#### [Aim]
Extract every line that includes the string "reducção".
<<<<
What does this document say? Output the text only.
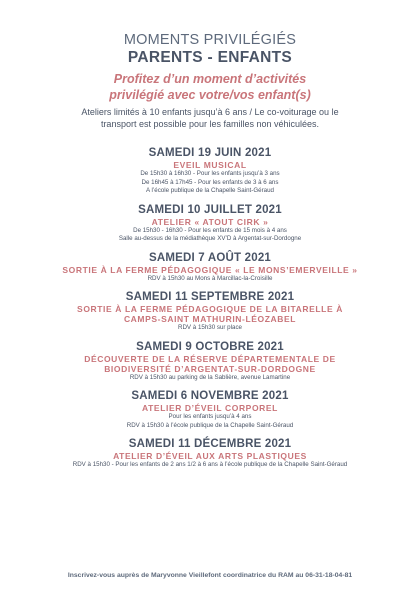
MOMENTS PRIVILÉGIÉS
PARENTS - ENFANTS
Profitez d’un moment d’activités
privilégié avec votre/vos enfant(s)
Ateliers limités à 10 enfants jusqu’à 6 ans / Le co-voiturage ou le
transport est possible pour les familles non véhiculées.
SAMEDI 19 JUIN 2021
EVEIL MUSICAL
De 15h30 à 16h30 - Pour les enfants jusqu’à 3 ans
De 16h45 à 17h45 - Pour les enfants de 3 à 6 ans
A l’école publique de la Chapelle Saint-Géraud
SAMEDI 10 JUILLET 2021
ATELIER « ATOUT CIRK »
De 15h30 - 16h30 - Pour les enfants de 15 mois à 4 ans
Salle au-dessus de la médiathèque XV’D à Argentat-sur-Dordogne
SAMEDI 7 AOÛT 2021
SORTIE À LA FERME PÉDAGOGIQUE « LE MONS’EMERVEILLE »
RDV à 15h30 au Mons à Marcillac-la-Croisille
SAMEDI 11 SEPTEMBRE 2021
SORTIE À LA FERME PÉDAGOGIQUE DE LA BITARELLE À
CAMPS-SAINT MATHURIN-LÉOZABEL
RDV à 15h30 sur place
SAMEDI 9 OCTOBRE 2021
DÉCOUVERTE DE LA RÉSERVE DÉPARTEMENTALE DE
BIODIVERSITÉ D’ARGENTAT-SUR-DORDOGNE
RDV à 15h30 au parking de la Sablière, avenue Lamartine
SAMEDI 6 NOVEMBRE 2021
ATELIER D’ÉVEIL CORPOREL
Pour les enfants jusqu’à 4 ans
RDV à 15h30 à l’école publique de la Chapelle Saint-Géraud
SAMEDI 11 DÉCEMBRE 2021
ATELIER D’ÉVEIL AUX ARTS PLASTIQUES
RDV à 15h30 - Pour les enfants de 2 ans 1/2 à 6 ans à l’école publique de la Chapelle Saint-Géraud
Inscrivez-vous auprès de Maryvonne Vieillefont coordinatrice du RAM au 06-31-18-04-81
>>>>
<<<<
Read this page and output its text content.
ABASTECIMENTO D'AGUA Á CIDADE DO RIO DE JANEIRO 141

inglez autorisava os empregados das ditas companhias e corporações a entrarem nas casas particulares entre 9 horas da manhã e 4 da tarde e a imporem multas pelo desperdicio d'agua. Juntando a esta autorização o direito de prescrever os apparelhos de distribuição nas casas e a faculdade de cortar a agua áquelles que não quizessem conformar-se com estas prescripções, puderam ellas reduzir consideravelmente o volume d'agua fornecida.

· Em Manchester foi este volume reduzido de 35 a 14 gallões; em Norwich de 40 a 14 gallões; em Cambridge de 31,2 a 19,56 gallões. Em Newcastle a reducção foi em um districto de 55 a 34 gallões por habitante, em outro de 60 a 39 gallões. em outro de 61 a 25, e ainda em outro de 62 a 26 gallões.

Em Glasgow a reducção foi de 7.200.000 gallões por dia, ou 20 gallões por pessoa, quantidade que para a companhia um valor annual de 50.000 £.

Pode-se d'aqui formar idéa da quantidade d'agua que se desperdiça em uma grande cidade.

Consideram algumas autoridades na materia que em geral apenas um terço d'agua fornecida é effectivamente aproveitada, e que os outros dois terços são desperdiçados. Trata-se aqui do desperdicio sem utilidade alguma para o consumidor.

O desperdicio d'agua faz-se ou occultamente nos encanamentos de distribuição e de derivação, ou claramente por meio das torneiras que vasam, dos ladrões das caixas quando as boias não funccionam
>>>>
#### [Response below]
· Em Manchester foi este volume reduzido de 35 a 14 gallões; em Norwich de 40 a 14 gallões; em Cambridge de 31,2 a 19,56 gallões. Em Newcastle a reducção foi em um districto de 55 a 34 gallões por habitante, em outro de 60 a 39 gallões. em outro de 61 a 25, e ainda em outro de 62 a 26 gallões.
Em Glasgow a reducção foi de 7.200.000 gallões por dia, ou 20 gallões por pessoa, quantidade que para a companhia um valor annual de 50.000 £.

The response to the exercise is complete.